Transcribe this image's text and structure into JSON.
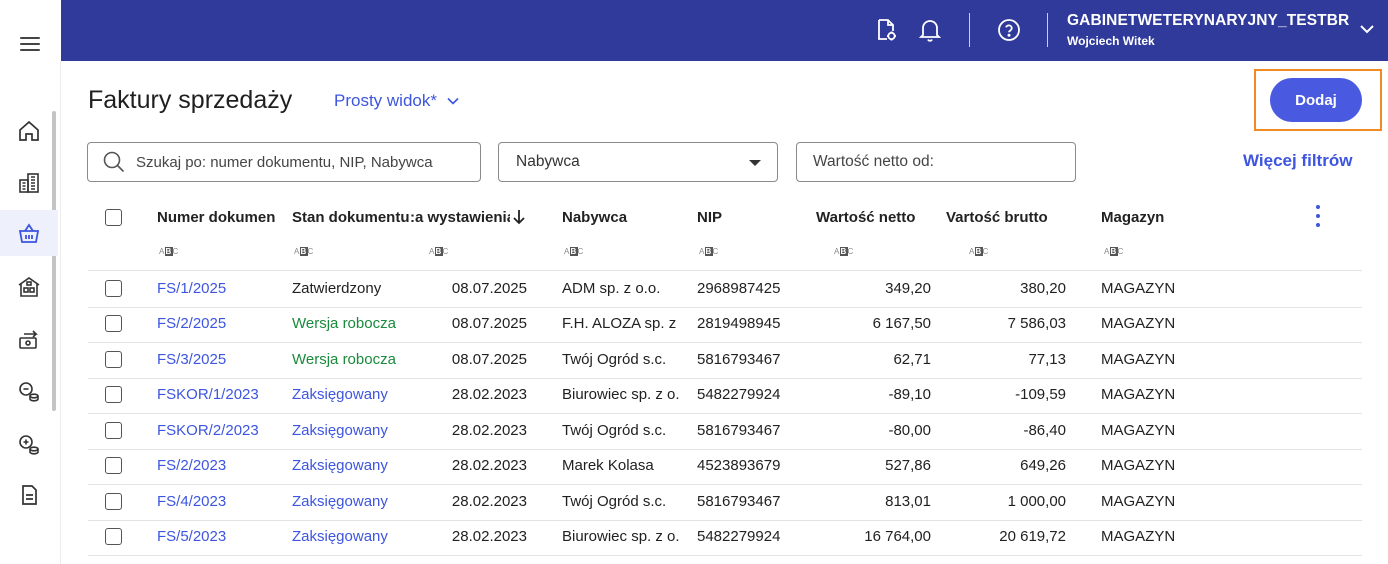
{
  "topbar": {
    "company": "GABINETWETERYNARYJNY_TESTBR",
    "user": "Wojciech Witek",
    "icons": [
      "document-settings-icon",
      "bell-icon",
      "help-icon",
      "chevron-down-icon"
    ]
  },
  "sidebar": {
    "items": [
      "home-icon",
      "building-icon",
      "basket-icon",
      "warehouse-icon",
      "money-transfer-icon",
      "coins-minus-icon",
      "coins-plus-icon",
      "document-icon"
    ],
    "active_index": 2
  },
  "header": {
    "title": "Faktury sprzedaży",
    "view_label": "Prosty widok*",
    "add_label": "Dodaj"
  },
  "filters": {
    "search_placeholder": "Szukaj po: numer dokumentu, NIP, Nabywca",
    "buyer_label": "Nabywca",
    "net_from_placeholder": "Wartość netto od:",
    "more_label": "Więcej filtrów"
  },
  "table": {
    "columns": [
      "Numer dokument",
      "Stan dokumentu",
      ":a wystawienia",
      "Nabywca",
      "NIP",
      "Wartość netto",
      "Vartość brutto",
      "Magazyn"
    ],
    "abc_left": "A",
    "abc_mid": "B",
    "abc_right": "C",
    "rows": [
      {
        "number": "FS/1/2025",
        "status": "Zatwierdzony",
        "status_type": "approved",
        "date": "08.07.2025",
        "buyer": "ADM sp. z o.o.",
        "nip": "2968987425",
        "net": "349,20",
        "gross": "380,20",
        "warehouse": "MAGAZYN"
      },
      {
        "number": "FS/2/2025",
        "status": "Wersja robocza",
        "status_type": "draft",
        "date": "08.07.2025",
        "buyer": "F.H. ALOZA sp. z",
        "nip": "2819498945",
        "net": "6 167,50",
        "gross": "7 586,03",
        "warehouse": "MAGAZYN"
      },
      {
        "number": "FS/3/2025",
        "status": "Wersja robocza",
        "status_type": "draft",
        "date": "08.07.2025",
        "buyer": "Twój Ogród s.c.",
        "nip": "5816793467",
        "net": "62,71",
        "gross": "77,13",
        "warehouse": "MAGAZYN"
      },
      {
        "number": "FSKOR/1/2023",
        "status": "Zaksięgowany",
        "status_type": "posted",
        "date": "28.02.2023",
        "buyer": "Biurowiec sp. z o.",
        "nip": "5482279924",
        "net": "-89,10",
        "gross": "-109,59",
        "warehouse": "MAGAZYN"
      },
      {
        "number": "FSKOR/2/2023",
        "status": "Zaksięgowany",
        "status_type": "posted",
        "date": "28.02.2023",
        "buyer": "Twój Ogród s.c.",
        "nip": "5816793467",
        "net": "-80,00",
        "gross": "-86,40",
        "warehouse": "MAGAZYN"
      },
      {
        "number": "FS/2/2023",
        "status": "Zaksięgowany",
        "status_type": "posted",
        "date": "28.02.2023",
        "buyer": "Marek Kolasa",
        "nip": "4523893679",
        "net": "527,86",
        "gross": "649,26",
        "warehouse": "MAGAZYN"
      },
      {
        "number": "FS/4/2023",
        "status": "Zaksięgowany",
        "status_type": "posted",
        "date": "28.02.2023",
        "buyer": "Twój Ogród s.c.",
        "nip": "5816793467",
        "net": "813,01",
        "gross": "1 000,00",
        "warehouse": "MAGAZYN"
      },
      {
        "number": "FS/5/2023",
        "status": "Zaksięgowany",
        "status_type": "posted",
        "date": "28.02.2023",
        "buyer": "Biurowiec sp. z o.",
        "nip": "5482279924",
        "net": "16 764,00",
        "gross": "20 619,72",
        "warehouse": "MAGAZYN"
      }
    ]
  },
  "colors": {
    "topbar": "#2f3a9b",
    "accent": "#3d55e0",
    "button": "#4a5ae0",
    "draft": "#1a8a3c",
    "highlight": "#f08a24"
  }
}
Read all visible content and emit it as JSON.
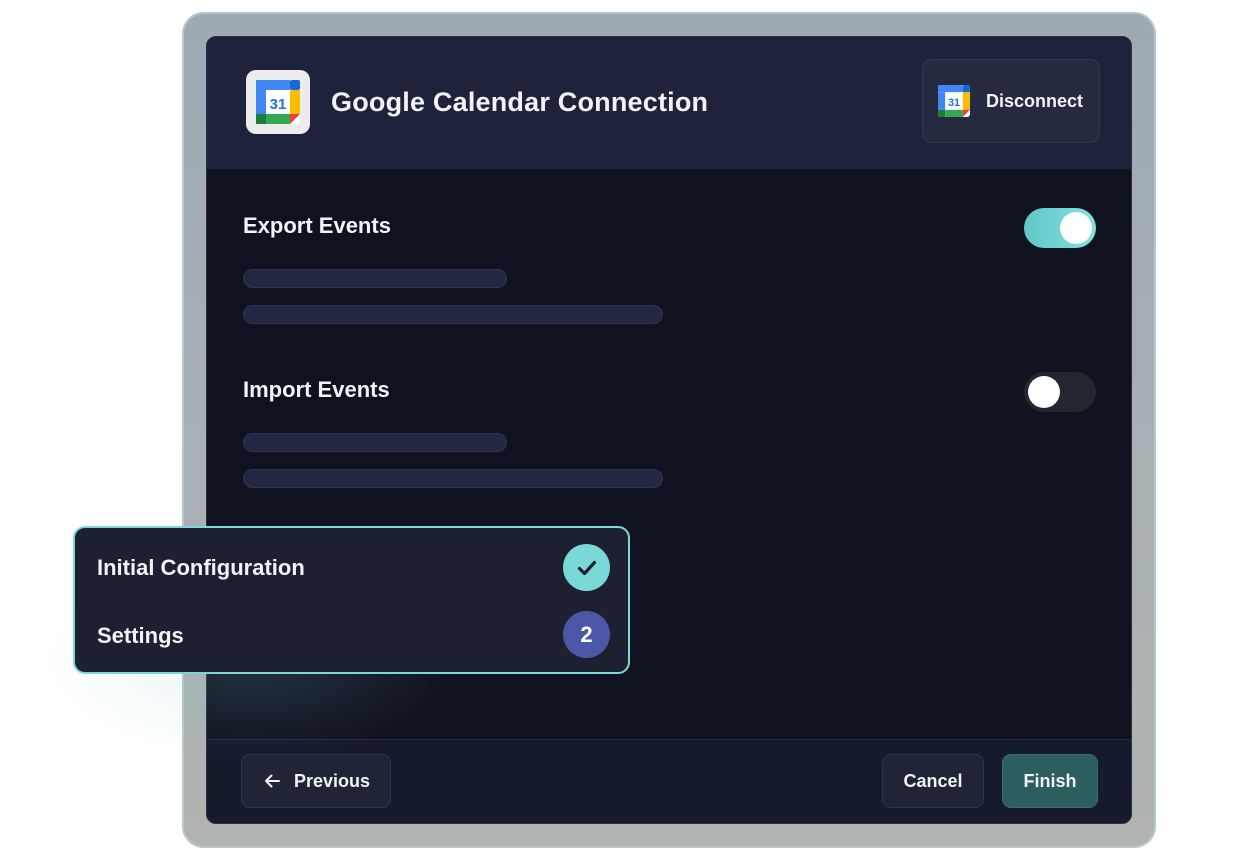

★ ★ ★

Copy every record above exactly, leaving out the pictures.

__TASK ANSWER__.
Transcribe this image's text and structure into JSON.
{
  "topbar": {
    "company": "GABINETWETERYNARYJNY_TESTBR",
    "user": "Wojciech Witek",
    "icons": [
      "document-settings-icon",
      "bell-icon",
      "help-icon",
      "chevron-down-icon"
    ]
  },
  "sidebar": {
    "items": [
      "home-icon",
      "building-icon",
      "basket-icon",
      "warehouse-icon",
      "money-transfer-icon",
      "coins-minus-icon",
      "coins-plus-icon",
      "document-icon"
    ],
    "active_index": 2
  },
  "header": {
    "title": "Faktury sprzedaży",
    "view_label": "Prosty widok*",
    "add_label": "Dodaj"
  },
  "filters": {
    "search_placeholder": "Szukaj po: numer dokumentu, NIP, Nabywca",
    "buyer_label": "Nabywca",
    "net_from_placeholder": "Wartość netto od:",
    "more_label": "Więcej filtrów"
  },
  "table": {
    "columns": [
      "Numer dokument",
      "Stan dokumentu",
      ":a wystawienia",
      "Nabywca",
      "NIP",
      "Wartość netto",
      "Vartość brutto",
      "Magazyn"
    ],
    "abc_left": "A",
    "abc_mid": "B",
    "abc_right": "C",
    "rows": [
      {
        "number": "FS/1/2025",
        "status": "Zatwierdzony",
        "status_type": "approved",
        "date": "08.07.2025",
        "buyer": "ADM sp. z o.o.",
        "nip": "2968987425",
        "net": "349,20",
        "gross": "380,20",
        "warehouse": "MAGAZYN"
      },
      {
        "number": "FS/2/2025",
        "status": "Wersja robocza",
        "status_type": "draft",
        "date": "08.07.2025",
        "buyer": "F.H. ALOZA sp. z",
        "nip": "2819498945",
        "net": "6 167,50",
        "gross": "7 586,03",
        "warehouse": "MAGAZYN"
      },
      {
        "number": "FS/3/2025",
        "status": "Wersja robocza",
        "status_type": "draft",
        "date": "08.07.2025",
        "buyer": "Twój Ogród s.c.",
        "nip": "5816793467",
        "net": "62,71",
        "gross": "77,13",
        "warehouse": "MAGAZYN"
      },
      {
        "number": "FSKOR/1/2023",
        "status": "Zaksięgowany",
        "status_type": "posted",
        "date": "28.02.2023",
        "buyer": "Biurowiec sp. z o.",
        "nip": "5482279924",
        "net": "-89,10",
        "gross": "-109,59",
        "warehouse": "MAGAZYN"
      },
      {
        "number": "FSKOR/2/2023",
        "status": "Zaksięgowany",
        "status_type": "posted",
        "date": "28.02.2023",
        "buyer": "Twój Ogród s.c.",
        "nip": "5816793467",
        "net": "-80,00",
        "gross": "-86,40",
        "warehouse": "MAGAZYN"
      },
      {
        "number": "FS/2/2023",
        "status": "Zaksięgowany",
        "status_type": "posted",
        "date": "28.02.2023",
        "buyer": "Marek Kolasa",
        "nip": "4523893679",
        "net": "527,86",
        "gross": "649,26",
        "warehouse": "MAGAZYN"
      },
      {
        "number": "FS/4/2023",
        "status": "Zaksięgowany",
        "status_type": "posted",
        "date": "28.02.2023",
        "buyer": "Twój Ogród s.c.",
        "nip": "5816793467",
        "net": "813,01",
        "gross": "1 000,00",
        "warehouse": "MAGAZYN"
      },
      {
        "number": "FS/5/2023",
        "status": "Zaksięgowany",
        "status_type": "posted",
        "date": "28.02.2023",
        "buyer": "Biurowiec sp. z o.",
        "nip": "5482279924",
        "net": "16 764,00",
        "gross": "20 619,72",
        "warehouse": "MAGAZYN"
      }
    ]
  },
  "colors": {
    "topbar": "#2f3a9b",
    "accent": "#3d55e0",
    "button": "#4a5ae0",
    "draft": "#1a8a3c",
    "highlight": "#f08a24"
  }
}
Read all visible content and emit it as JSON.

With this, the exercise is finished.